- [WORK INSTRUCTIONS] Which lines contain the word "star"? Return each of them as written.

- [DATA SHOWN]
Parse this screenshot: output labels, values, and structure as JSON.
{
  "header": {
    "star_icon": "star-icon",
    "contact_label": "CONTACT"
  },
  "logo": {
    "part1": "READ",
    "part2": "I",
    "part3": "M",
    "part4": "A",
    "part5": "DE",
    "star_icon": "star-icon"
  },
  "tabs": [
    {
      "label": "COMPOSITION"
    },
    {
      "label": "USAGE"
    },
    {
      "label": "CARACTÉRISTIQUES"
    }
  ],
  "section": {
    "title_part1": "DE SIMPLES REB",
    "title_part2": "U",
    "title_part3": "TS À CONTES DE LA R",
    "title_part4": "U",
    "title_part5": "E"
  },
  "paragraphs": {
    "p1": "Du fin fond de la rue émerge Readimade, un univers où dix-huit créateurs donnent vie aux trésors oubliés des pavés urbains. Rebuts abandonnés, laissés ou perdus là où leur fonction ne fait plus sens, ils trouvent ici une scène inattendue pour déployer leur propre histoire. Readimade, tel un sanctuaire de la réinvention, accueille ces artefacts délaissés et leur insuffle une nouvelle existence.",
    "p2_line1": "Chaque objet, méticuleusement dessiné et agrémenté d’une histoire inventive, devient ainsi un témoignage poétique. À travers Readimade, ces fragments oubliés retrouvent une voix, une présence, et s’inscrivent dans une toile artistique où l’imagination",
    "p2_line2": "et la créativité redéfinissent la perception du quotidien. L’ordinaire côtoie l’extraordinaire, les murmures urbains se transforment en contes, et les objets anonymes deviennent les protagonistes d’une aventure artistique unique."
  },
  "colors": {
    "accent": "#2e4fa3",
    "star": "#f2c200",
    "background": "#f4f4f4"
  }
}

- [IN RESPONSE]
    "star_icon": "star-icon",
    "star_icon": "star-icon"
    "star": "#f2c200",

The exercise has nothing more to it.